> EXERCISE PROMPT: Copy the records below, from the line containing "Transcribe the text in this document." through the last line; leave out pictures.

> DATA EXTRACT:
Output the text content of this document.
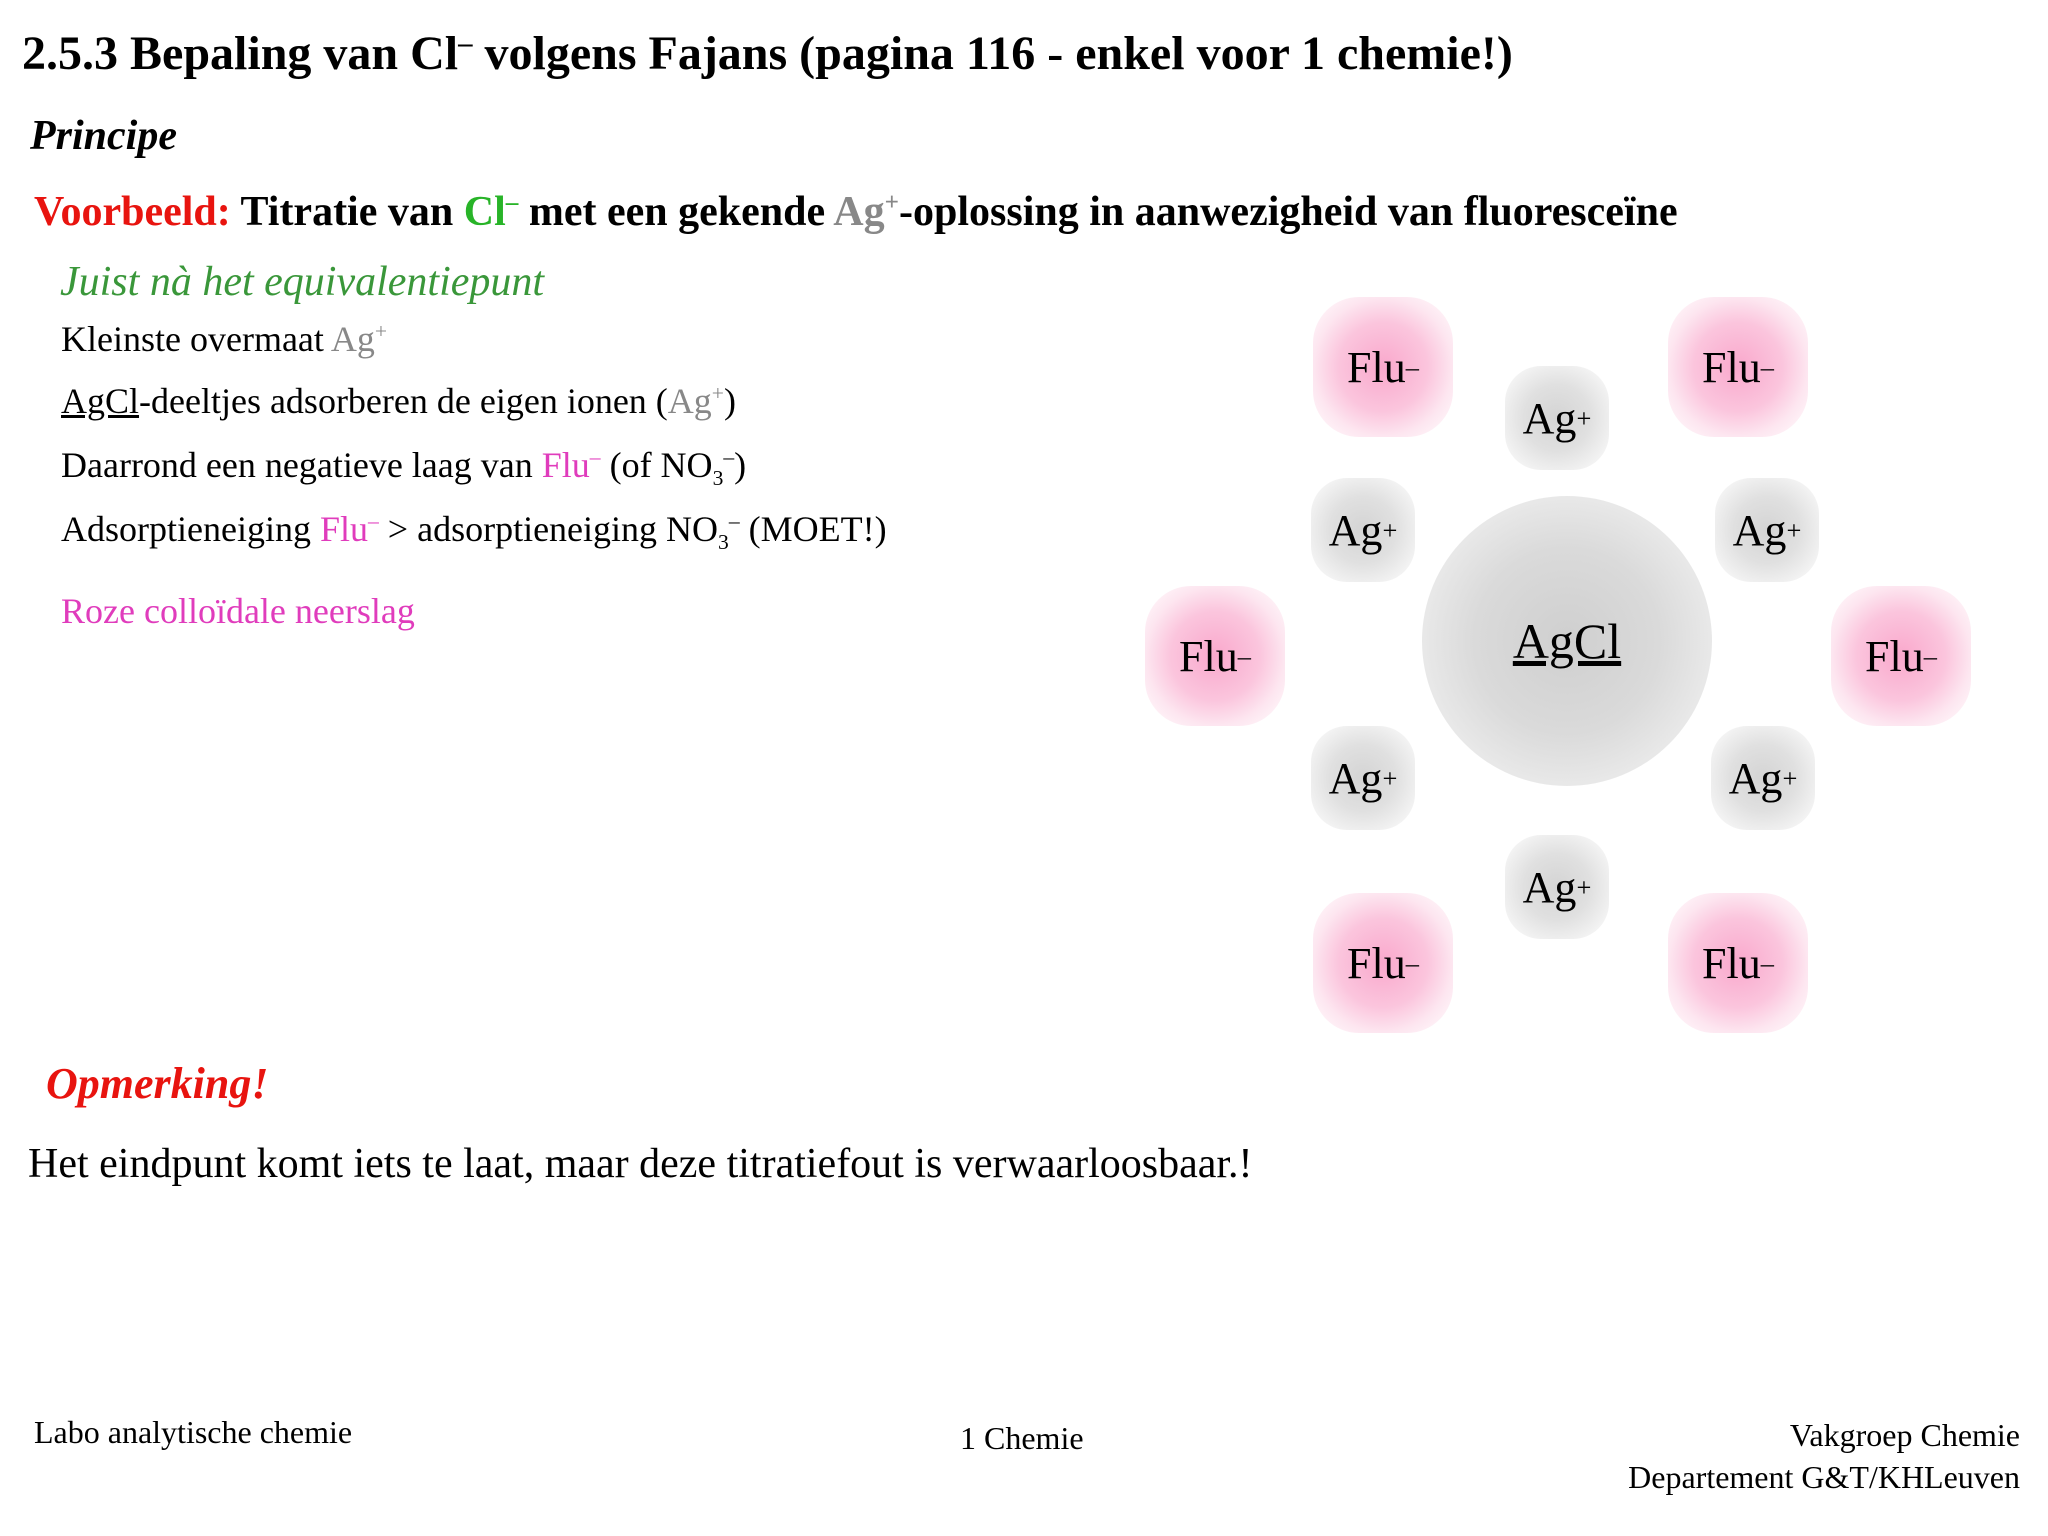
2.5.3 Bepaling van Cl– volgens Fajans (pagina 116 - enkel voor 1 chemie!)
Principe
Voorbeeld: Titratie van Cl– met een gekende Ag+-oplossing in aanwezigheid van fluoresceïne
Juist nà het equivalentiepunt
Kleinste overmaat Ag+
AgCl-deeltjes adsorberen de eigen ionen (Ag+)
Daarrond een negatieve laag van Flu– (of $NO_3^-$)
Adsorptieneiging Flu– > adsorptieneiging $NO_3^-$ (MOET!)
Roze colloïdale neerslag
AgCl
Flu –	Flu –
Flu –	Flu –
Flu –	Flu –
Ag +
Ag +	Ag +
Ag +	Ag +
Ag +
Opmerking!
Het eindpunt komt iets te laat, maar deze titratiefout is verwaarloosbaar.!
Labo analytische chemie	1 Chemie	Vakgroep Chemie
Departement G&T/KHLeuven
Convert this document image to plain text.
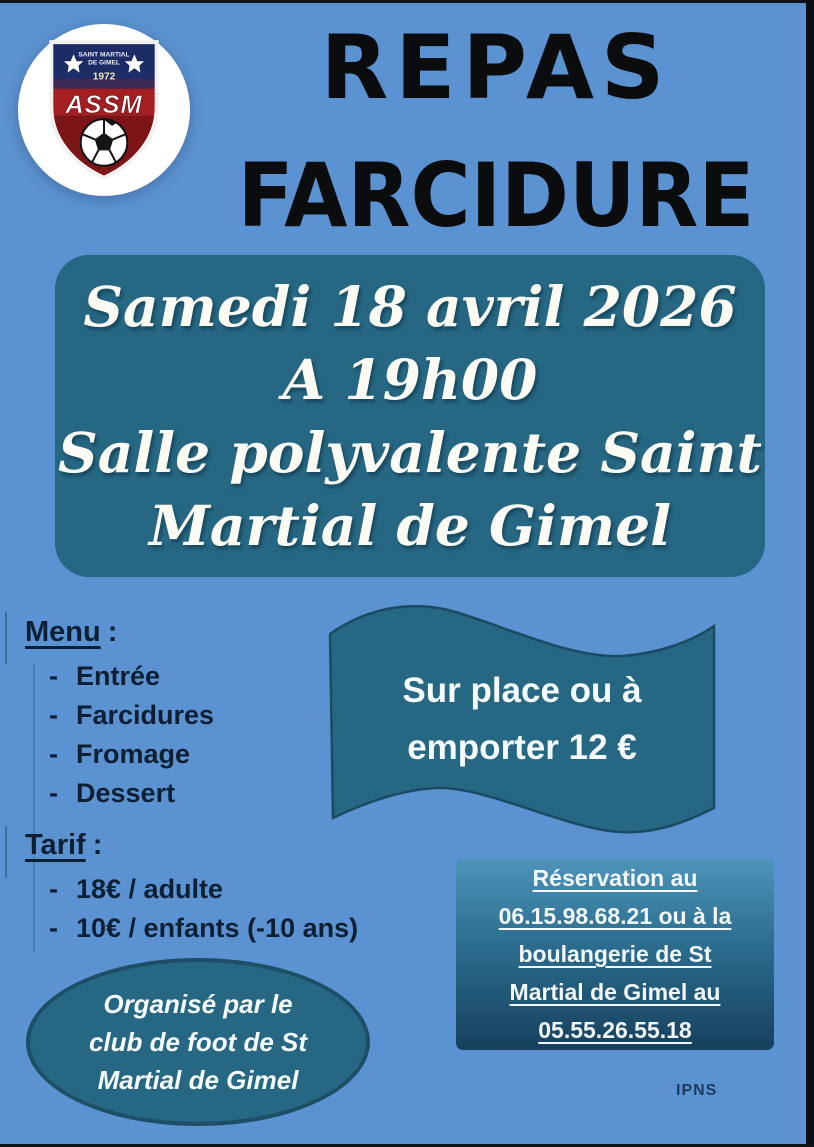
SAINT MARTIAL
DE GIMEL
1972
ASSM	REPAS
FARCIDURE
Samedi 18 avril 2026
A 19h00
Salle polyvalente Saint
Martial de Gimel
Menu :
- Entrée
- Farcidures
- Fromage
- Dessert
Tarif :
- 18€ / adulte
- 10€ / enfants (-10 ans)
Sur place ou à
emporter 12 €
Réservation au
06.15.98.68.21 ou à la
boulangerie de St
Martial de Gimel au
05.55.26.55.18
Organisé par le
club de foot de St
Martial de Gimel	IPNS
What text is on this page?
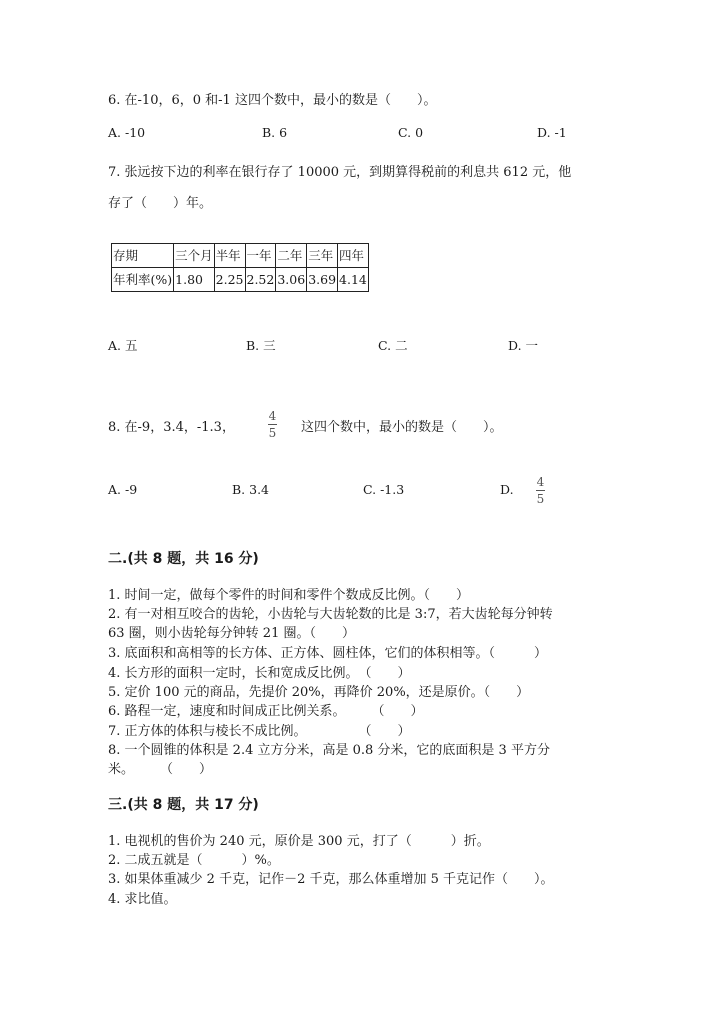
6. 在-10，6，0 和-1 这四个数中，最小的数是（　　）。
A. -10	B. 6	C. 0	D. -1
7. 张远按下边的利率在银行存了 10000 元，到期算得税前的利息共 612 元，他
存了（　　）年。
存期	三个月	半年	一年	二年	三年	四年
年利率(%)	1.80	2.25	2.52	3.06	3.69	4.14
A. 五	B. 三	C. 二	D. 一
8. 在-9，3.4，-1.3，
4
5 这四个数中，最小的数是（　　）。
A. -9	B. 3.4	C. -1.3	D. 4
5
二.(共 8 题，共 16 分)
1. 时间一定，做每个零件的时间和零件个数成反比例。（　　）
2. 有一对相互咬合的齿轮，小齿轮与大齿轮数的比是 3:7，若大齿轮每分钟转
63 圈，则小齿轮每分钟转 21 圈。（　　）
3. 底面积和高相等的长方体、正方体、圆柱体，它们的体积相等。（　　　）
4. 长方形的面积一定时，长和宽成反比例。　（　　）
5. 定价 100 元的商品，先提价 20%，再降价 20%，还是原价。（　　）
6. 路程一定，速度和时间成正比例关系。　　　（　　）
7. 正方体的体积与棱长不成比例。　　　　　（　　）
8. 一个圆锥的体积是 2.4 立方分米，高是 0.8 分米，它的底面积是 3 平方分
米。　　　（　　）
三.(共 8 题，共 17 分)
1. 电视机的售价为 240 元，原价是 300 元，打了（　　　）折。
2. 二成五就是（　　　）%。
3. 如果体重减少 2 千克，记作－2 千克，那么体重增加 5 千克记作（　　）。
4. 求比值。
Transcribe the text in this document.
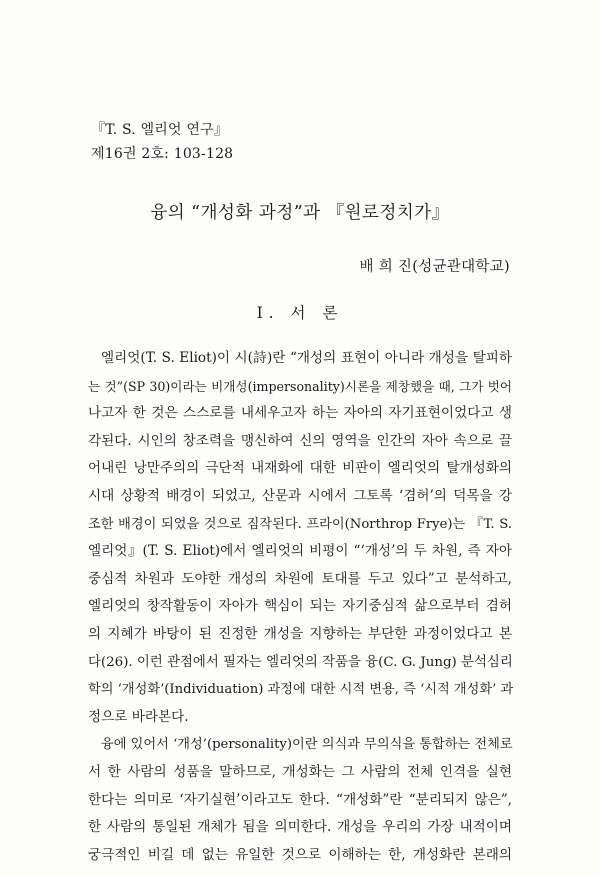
『T. S. 엘리엇 연구』
제16권 2호: 103-128
융의 “개성화 과정”과 『원로정치가』
배 희 진(성균관대학교)
I. 서 론
엘리엇(T. S. Eliot)이 시(詩)란 “개성의 표현이 아니라 개성을 탈피하
는 것”(SP 30)이라는 비개성(impersonality)시론을 제창했을 때, 그가 벗어
나고자 한 것은 스스로를 내세우고자 하는 자아의 자기표현이었다고 생
각된다. 시인의 창조력을 맹신하여 신의 영역을 인간의 자아 속으로 끌
어내린 낭만주의의 극단적 내재화에 대한 비판이 엘리엇의 탈개성화의
시대 상황적 배경이 되었고, 산문과 시에서 그토록 ‘겸허’의 덕목을 강
조한 배경이 되었을 것으로 짐작된다. 프라이(Northrop Frye)는 『T. S.
엘리엇』(T. S. Eliot)에서 엘리엇의 비평이 “‘개성’의 두 차원, 즉 자아
중심적 차원과 도야한 개성의 차원에 토대를 두고 있다”고 분석하고,
엘리엇의 창작활동이 자아가 핵심이 되는 자기중심적 삶으로부터 겸허
의 지혜가 바탕이 된 진정한 개성을 지향하는 부단한 과정이었다고 본
다(26). 이런 관점에서 필자는 엘리엇의 작품을 융(C. G. Jung) 분석심리
학의 ‘개성화’(Individuation) 과정에 대한 시적 변용, 즉 ‘시적 개성화’ 과
정으로 바라본다.
융에 있어서 ‘개성’(personality)이란 의식과 무의식을 통합하는 전체로
서 한 사람의 성품을 말하므로, 개성화는 그 사람의 전체 인격을 실현
한다는 의미로 ‘자기실현’이라고도 한다. “개성화”란 “분리되지 않은”,
한 사람의 통일된 개체가 됨을 의미한다. 개성을 우리의 가장 내적이며
궁극적인 비길 데 없는 유일한 것으로 이해하는 한, 개성화란 본래의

> RESULT OF THE TASK:
Transcribe the text in this document.
『T. S. 엘리엇 연구』
제16권 2호: 103-128
융의 “개성화 과정”과 『원로정치가』
배 희 진(성균관대학교)
I. 서 론
엘리엇(T. S. Eliot)이 시(詩)란 “개성의 표현이 아니라 개성을 탈피하
는 것”(SP 30)이라는 비개성(impersonality)시론을 제창했을 때, 그가 벗어
나고자 한 것은 스스로를 내세우고자 하는 자아의 자기표현이었다고 생
각된다. 시인의 창조력을 맹신하여 신의 영역을 인간의 자아 속으로 끌
어내린 낭만주의의 극단적 내재화에 대한 비판이 엘리엇의 탈개성화의
시대 상황적 배경이 되었고, 산문과 시에서 그토록 ‘겸허’의 덕목을 강
조한 배경이 되었을 것으로 짐작된다. 프라이(Northrop Frye)는 『T. S.
엘리엇』(T. S. Eliot)에서 엘리엇의 비평이 “‘개성’의 두 차원, 즉 자아
중심적 차원과 도야한 개성의 차원에 토대를 두고 있다”고 분석하고,
엘리엇의 창작활동이 자아가 핵심이 되는 자기중심적 삶으로부터 겸허
의 지혜가 바탕이 된 진정한 개성을 지향하는 부단한 과정이었다고 본
다(26). 이런 관점에서 필자는 엘리엇의 작품을 융(C. G. Jung) 분석심리
학의 ‘개성화’(Individuation) 과정에 대한 시적 변용, 즉 ‘시적 개성화’ 과
정으로 바라본다.
융에 있어서 ‘개성’(personality)이란 의식과 무의식을 통합하는 전체로
서 한 사람의 성품을 말하므로, 개성화는 그 사람의 전체 인격을 실현
한다는 의미로 ‘자기실현’이라고도 한다. “개성화”란 “분리되지 않은”,
한 사람의 통일된 개체가 됨을 의미한다. 개성을 우리의 가장 내적이며
궁극적인 비길 데 없는 유일한 것으로 이해하는 한, 개성화란 본래의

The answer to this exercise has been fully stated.